Data in this exercise →
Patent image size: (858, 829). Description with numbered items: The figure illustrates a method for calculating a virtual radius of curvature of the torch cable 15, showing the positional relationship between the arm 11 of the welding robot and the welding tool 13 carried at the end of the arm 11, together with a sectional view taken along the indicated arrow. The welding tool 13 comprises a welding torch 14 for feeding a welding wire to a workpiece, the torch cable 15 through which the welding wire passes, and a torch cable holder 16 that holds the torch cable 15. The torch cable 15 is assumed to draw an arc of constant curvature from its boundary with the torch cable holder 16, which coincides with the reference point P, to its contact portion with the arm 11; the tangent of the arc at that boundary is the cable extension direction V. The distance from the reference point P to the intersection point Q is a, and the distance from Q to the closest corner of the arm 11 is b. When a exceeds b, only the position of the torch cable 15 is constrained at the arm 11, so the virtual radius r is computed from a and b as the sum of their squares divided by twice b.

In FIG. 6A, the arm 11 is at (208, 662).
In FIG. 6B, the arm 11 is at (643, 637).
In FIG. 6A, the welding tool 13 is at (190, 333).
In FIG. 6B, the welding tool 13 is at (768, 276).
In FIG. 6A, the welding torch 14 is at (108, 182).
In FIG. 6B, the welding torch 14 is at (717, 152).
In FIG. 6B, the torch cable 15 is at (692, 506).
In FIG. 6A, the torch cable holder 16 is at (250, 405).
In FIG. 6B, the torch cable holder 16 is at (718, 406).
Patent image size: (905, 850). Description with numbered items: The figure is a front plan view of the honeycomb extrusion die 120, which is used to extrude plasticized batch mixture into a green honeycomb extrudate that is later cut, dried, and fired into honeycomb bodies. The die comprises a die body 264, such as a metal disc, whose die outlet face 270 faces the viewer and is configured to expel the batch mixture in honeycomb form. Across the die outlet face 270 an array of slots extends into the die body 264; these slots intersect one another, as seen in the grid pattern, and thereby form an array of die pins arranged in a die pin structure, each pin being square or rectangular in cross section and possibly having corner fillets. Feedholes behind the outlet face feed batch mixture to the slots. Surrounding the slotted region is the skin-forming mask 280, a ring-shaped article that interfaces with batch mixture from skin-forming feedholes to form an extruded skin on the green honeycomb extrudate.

Your task → Reproduce the listing above word for word, from its first line through its last, without altering, adding or omitting anything.

The answer →
Patent image size: (858, 829). Description with numbered items: The figure illustrates a method for calculating a virtual radius of curvature of the torch cable 15, showing the positional relationship between the arm 11 of the welding robot and the welding tool 13 carried at the end of the arm 11, together with a sectional view taken along the indicated arrow. The welding tool 13 comprises a welding torch 14 for feeding a welding wire to a workpiece, the torch cable 15 through which the welding wire passes, and a torch cable holder 16 that holds the torch cable 15. The torch cable 15 is assumed to draw an arc of constant curvature from its boundary with the torch cable holder 16, which coincides with the reference point P, to its contact portion with the arm 11; the tangent of the arc at that boundary is the cable extension direction V. The distance from the reference point P to the intersection point Q is a, and the distance from Q to the closest corner of the arm 11 is b. When a exceeds b, only the position of the torch cable 15 is constrained at the arm 11, so the virtual radius r is computed from a and b as the sum of their squares divided by twice b.

In FIG. 6A, the arm 11 is at (208, 662).
In FIG. 6B, the arm 11 is at (643, 637).
In FIG. 6A, the welding tool 13 is at (190, 333).
In FIG. 6B, the welding tool 13 is at (768, 276).
In FIG. 6A, the welding torch 14 is at (108, 182).
In FIG. 6B, the welding torch 14 is at (717, 152).
In FIG. 6B, the torch cable 15 is at (692, 506).
In FIG. 6A, the torch cable holder 16 is at (250, 405).
In FIG. 6B, the torch cable holder 16 is at (718, 406).
Patent image size: (905, 850). Description with numbered items: The figure is a front plan view of the honeycomb extrusion die 120, which is used to extrude plasticized batch mixture into a green honeycomb extrudate that is later cut, dried, and fired into honeycomb bodies. The die comprises a die body 264, such as a metal disc, whose die outlet face 270 faces the viewer and is configured to expel the batch mixture in honeycomb form. Across the die outlet face 270 an array of slots extends into the die body 264; these slots intersect one another, as seen in the grid pattern, and thereby form an array of die pins arranged in a die pin structure, each pin being square or rectangular in cross section and possibly having corner fillets. Feedholes behind the outlet face feed batch mixture to the slots. Surrounding the slotted region is the skin-forming mask 280, a ring-shaped article that interfaces with batch mixture from skin-forming feedholes to form an extruded skin on the green honeycomb extrudate.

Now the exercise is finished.